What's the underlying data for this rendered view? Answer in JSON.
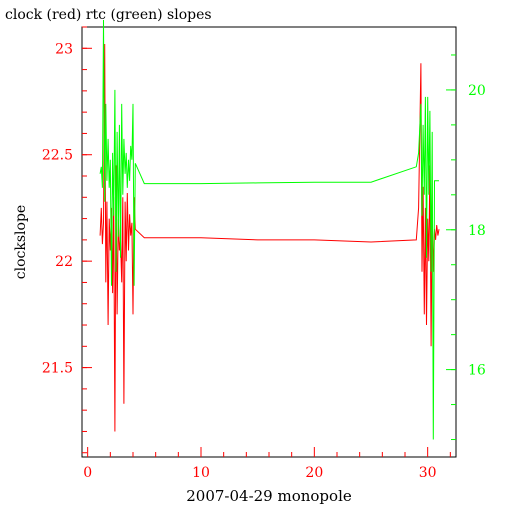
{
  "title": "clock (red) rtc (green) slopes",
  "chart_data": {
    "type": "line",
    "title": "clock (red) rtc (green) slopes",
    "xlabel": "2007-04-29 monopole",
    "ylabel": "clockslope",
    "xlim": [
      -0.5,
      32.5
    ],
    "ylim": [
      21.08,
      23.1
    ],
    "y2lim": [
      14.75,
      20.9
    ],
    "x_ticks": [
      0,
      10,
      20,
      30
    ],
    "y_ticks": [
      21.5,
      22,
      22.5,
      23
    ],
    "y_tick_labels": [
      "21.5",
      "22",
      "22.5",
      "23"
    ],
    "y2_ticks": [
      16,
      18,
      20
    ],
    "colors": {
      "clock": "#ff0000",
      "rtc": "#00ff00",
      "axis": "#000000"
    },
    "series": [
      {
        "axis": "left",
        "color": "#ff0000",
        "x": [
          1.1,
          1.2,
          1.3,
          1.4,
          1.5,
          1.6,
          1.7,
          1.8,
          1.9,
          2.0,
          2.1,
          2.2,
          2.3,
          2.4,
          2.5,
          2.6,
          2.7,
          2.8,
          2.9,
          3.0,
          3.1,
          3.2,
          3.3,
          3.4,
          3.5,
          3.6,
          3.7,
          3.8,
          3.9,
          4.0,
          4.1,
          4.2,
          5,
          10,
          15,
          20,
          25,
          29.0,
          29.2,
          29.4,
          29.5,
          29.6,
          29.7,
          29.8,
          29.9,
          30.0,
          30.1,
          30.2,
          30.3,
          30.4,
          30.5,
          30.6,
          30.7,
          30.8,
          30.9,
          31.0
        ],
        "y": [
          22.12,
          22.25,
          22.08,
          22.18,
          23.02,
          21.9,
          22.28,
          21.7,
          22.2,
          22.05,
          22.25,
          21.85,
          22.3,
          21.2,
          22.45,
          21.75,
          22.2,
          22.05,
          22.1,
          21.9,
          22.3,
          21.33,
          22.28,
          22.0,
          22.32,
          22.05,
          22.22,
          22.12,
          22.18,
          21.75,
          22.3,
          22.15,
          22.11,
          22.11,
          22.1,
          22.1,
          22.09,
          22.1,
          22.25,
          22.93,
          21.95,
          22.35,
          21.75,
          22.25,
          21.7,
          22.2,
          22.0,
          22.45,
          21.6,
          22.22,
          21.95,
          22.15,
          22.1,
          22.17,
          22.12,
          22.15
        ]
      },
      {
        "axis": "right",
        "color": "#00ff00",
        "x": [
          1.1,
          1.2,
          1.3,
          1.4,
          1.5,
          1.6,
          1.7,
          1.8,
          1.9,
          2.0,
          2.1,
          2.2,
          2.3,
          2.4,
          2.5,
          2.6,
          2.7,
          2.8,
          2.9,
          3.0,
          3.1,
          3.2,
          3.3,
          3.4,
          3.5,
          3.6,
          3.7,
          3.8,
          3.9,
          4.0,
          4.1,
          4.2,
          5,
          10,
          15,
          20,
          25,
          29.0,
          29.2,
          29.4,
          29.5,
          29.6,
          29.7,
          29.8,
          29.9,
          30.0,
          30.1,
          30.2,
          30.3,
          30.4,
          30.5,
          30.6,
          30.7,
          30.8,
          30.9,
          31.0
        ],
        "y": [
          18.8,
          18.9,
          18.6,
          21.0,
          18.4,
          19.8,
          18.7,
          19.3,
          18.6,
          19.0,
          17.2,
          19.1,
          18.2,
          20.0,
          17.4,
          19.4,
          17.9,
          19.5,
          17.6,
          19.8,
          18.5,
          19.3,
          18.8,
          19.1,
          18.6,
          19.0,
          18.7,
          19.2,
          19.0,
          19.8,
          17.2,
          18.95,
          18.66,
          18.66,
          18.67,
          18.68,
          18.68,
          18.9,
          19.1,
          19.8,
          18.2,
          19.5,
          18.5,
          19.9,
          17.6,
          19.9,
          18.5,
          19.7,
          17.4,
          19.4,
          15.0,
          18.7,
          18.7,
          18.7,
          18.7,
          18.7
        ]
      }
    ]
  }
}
****************
▶ **Task objective**
Return each line in the records that holds the string "title".

▶ **Final result**
  "title": "clock (red) rtc (green) slopes",
    "title": "clock (red) rtc (green) slopes",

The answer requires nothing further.